### REQUIRED WORK
Transcribe the listing exactly, leaving out every picture.

### RECORDS PROVIDED
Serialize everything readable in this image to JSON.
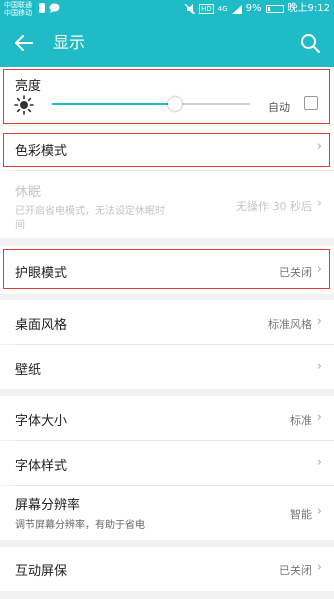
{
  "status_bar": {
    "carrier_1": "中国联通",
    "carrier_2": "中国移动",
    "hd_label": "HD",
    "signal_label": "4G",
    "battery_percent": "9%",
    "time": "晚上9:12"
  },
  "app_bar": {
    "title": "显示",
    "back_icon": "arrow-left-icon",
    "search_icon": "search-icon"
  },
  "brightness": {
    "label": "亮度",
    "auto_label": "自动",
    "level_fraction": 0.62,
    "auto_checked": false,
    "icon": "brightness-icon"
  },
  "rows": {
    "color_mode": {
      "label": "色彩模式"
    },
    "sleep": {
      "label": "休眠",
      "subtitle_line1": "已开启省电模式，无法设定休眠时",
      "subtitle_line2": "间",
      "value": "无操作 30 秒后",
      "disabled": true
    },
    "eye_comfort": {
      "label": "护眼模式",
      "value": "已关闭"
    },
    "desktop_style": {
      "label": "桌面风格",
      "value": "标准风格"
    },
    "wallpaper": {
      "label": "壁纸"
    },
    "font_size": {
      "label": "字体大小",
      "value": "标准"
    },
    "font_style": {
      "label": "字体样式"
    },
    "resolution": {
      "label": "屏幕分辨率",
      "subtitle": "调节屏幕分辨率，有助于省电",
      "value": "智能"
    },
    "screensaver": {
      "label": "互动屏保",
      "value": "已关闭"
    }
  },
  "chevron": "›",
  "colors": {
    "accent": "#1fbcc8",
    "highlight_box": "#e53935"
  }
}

### WRITTEN RESPONSE
Serialize everything readable in this image to JSON.
{
  "status_bar": {
    "carrier_1": "中国联通",
    "carrier_2": "中国移动",
    "hd_label": "HD",
    "signal_label": "4G",
    "battery_percent": "9%",
    "time": "晚上9:12"
  },
  "app_bar": {
    "title": "显示",
    "back_icon": "arrow-left-icon",
    "search_icon": "search-icon"
  },
  "brightness": {
    "label": "亮度",
    "auto_label": "自动",
    "level_fraction": 0.62,
    "auto_checked": false,
    "icon": "brightness-icon"
  },
  "rows": {
    "color_mode": {
      "label": "色彩模式"
    },
    "sleep": {
      "label": "休眠",
      "subtitle_line1": "已开启省电模式，无法设定休眠时",
      "subtitle_line2": "间",
      "value": "无操作 30 秒后",
      "disabled": true
    },
    "eye_comfort": {
      "label": "护眼模式",
      "value": "已关闭"
    },
    "desktop_style": {
      "label": "桌面风格",
      "value": "标准风格"
    },
    "wallpaper": {
      "label": "壁纸"
    },
    "font_size": {
      "label": "字体大小",
      "value": "标准"
    },
    "font_style": {
      "label": "字体样式"
    },
    "resolution": {
      "label": "屏幕分辨率",
      "subtitle": "调节屏幕分辨率，有助于省电",
      "value": "智能"
    },
    "screensaver": {
      "label": "互动屏保",
      "value": "已关闭"
    }
  },
  "chevron": "›",
  "colors": {
    "accent": "#1fbcc8",
    "highlight_box": "#e53935"
  }
}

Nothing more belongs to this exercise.